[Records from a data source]

───

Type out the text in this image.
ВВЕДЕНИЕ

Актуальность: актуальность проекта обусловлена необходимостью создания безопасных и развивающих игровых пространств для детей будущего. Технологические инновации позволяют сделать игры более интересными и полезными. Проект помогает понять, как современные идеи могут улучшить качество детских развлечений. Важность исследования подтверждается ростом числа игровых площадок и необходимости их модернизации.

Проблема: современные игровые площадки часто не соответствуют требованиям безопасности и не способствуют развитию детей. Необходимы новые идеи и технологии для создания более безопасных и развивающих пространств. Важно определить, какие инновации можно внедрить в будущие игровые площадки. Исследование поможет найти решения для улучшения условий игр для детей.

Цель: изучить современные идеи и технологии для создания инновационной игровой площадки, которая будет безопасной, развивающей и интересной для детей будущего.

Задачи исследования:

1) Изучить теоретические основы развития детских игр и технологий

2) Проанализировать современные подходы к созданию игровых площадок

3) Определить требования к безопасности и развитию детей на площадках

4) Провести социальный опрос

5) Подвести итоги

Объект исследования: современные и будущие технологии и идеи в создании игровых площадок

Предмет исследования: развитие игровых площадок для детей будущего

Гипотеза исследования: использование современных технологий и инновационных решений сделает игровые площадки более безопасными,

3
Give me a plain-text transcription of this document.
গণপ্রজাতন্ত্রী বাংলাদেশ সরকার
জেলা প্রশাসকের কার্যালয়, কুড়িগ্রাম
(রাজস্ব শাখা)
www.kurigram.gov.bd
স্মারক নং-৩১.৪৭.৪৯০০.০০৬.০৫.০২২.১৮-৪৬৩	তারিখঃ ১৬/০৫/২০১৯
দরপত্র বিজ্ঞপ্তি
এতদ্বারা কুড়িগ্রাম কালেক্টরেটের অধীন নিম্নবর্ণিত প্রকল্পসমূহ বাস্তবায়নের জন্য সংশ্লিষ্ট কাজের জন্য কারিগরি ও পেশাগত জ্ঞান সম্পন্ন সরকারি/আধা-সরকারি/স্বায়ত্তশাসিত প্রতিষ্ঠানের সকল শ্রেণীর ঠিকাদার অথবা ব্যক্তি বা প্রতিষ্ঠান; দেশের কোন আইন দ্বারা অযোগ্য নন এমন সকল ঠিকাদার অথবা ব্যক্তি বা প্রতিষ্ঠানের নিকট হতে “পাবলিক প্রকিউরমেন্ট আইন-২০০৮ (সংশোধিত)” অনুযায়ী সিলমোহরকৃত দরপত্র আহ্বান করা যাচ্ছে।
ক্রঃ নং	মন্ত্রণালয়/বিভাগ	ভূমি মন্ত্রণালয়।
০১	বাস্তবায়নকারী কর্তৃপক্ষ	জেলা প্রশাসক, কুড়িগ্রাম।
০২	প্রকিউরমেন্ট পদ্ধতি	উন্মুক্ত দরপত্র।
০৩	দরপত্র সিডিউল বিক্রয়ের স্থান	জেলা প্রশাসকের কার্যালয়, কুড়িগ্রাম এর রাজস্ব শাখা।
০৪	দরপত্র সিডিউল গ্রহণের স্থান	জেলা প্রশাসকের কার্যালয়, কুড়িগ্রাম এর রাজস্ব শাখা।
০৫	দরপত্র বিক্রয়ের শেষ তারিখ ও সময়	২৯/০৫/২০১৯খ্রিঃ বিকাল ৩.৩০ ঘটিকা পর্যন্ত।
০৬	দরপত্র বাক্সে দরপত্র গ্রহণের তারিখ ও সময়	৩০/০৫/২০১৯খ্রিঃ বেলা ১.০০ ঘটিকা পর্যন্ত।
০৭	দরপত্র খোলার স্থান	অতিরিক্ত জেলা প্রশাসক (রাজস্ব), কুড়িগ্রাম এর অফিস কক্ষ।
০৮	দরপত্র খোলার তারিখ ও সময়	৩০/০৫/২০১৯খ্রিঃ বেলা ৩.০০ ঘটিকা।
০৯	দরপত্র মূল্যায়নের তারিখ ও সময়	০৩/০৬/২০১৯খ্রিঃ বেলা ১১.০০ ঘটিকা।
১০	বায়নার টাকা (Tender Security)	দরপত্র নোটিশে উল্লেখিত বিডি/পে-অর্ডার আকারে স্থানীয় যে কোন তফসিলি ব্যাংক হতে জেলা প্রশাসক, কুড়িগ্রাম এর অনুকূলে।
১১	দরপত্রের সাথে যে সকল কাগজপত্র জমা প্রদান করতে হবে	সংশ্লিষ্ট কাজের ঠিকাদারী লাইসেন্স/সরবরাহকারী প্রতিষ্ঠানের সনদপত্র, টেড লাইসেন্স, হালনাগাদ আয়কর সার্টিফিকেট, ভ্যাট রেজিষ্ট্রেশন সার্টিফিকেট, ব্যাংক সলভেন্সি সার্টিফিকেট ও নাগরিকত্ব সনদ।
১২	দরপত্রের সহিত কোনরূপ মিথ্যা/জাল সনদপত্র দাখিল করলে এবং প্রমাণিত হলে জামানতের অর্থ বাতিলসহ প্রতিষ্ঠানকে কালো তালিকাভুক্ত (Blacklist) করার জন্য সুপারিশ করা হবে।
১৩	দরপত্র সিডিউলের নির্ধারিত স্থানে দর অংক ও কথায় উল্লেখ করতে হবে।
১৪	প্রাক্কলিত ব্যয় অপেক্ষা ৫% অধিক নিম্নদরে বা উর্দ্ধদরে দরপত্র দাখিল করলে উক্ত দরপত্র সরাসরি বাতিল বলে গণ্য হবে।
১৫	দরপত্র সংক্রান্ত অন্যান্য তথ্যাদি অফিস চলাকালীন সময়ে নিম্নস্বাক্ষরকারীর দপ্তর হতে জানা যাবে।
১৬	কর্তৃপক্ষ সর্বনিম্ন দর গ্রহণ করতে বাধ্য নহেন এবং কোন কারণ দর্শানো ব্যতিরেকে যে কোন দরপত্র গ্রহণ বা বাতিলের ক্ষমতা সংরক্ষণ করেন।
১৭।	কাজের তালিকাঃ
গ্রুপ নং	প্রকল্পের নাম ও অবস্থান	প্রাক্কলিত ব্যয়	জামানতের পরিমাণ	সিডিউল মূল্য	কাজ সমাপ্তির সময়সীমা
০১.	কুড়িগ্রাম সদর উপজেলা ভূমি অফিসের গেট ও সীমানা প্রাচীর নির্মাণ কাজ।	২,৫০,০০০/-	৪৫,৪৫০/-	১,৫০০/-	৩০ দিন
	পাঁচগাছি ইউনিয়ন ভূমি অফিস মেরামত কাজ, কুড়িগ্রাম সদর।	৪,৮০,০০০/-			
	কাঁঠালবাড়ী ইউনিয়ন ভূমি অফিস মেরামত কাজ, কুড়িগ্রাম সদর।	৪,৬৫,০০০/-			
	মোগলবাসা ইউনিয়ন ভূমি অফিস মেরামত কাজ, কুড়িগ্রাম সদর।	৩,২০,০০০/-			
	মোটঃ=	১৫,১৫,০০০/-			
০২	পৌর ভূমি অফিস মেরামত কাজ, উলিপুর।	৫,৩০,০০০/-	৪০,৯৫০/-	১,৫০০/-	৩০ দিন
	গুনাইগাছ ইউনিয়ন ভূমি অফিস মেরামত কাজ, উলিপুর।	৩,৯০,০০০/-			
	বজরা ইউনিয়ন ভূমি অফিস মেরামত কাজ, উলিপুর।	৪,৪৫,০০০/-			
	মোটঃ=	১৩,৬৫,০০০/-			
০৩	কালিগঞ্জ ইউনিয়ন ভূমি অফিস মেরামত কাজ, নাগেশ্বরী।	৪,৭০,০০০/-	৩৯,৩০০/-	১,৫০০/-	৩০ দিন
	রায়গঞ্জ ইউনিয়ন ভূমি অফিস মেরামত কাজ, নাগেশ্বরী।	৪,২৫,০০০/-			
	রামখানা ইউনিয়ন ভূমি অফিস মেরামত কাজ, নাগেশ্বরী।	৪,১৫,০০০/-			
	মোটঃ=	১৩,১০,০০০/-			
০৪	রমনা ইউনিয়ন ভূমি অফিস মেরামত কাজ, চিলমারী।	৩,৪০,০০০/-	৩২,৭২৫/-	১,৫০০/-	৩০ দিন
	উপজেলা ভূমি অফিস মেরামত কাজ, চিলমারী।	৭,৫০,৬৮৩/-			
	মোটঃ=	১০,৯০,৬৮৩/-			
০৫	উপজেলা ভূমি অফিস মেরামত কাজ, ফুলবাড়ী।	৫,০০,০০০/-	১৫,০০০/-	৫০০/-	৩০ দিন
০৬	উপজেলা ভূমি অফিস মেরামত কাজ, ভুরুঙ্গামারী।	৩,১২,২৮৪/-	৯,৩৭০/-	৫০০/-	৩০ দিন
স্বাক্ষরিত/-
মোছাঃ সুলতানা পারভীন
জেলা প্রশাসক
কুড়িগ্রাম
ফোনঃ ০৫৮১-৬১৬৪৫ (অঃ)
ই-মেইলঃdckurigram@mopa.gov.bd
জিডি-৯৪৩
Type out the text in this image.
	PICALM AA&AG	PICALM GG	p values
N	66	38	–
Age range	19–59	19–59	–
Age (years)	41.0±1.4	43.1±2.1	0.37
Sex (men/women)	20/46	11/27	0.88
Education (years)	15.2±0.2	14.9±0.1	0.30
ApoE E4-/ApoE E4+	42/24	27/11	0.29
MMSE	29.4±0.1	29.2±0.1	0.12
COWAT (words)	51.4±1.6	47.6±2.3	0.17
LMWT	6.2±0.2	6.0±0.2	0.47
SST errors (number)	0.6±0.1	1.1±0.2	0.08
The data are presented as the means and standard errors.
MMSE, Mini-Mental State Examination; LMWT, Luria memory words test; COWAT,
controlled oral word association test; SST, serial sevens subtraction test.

───

◆ DO THIS ◆
Of the lines in this listing, how many contain "words"? Reply with the number and nothing more.

◆ OUTPUT OF THE TASK ◆
2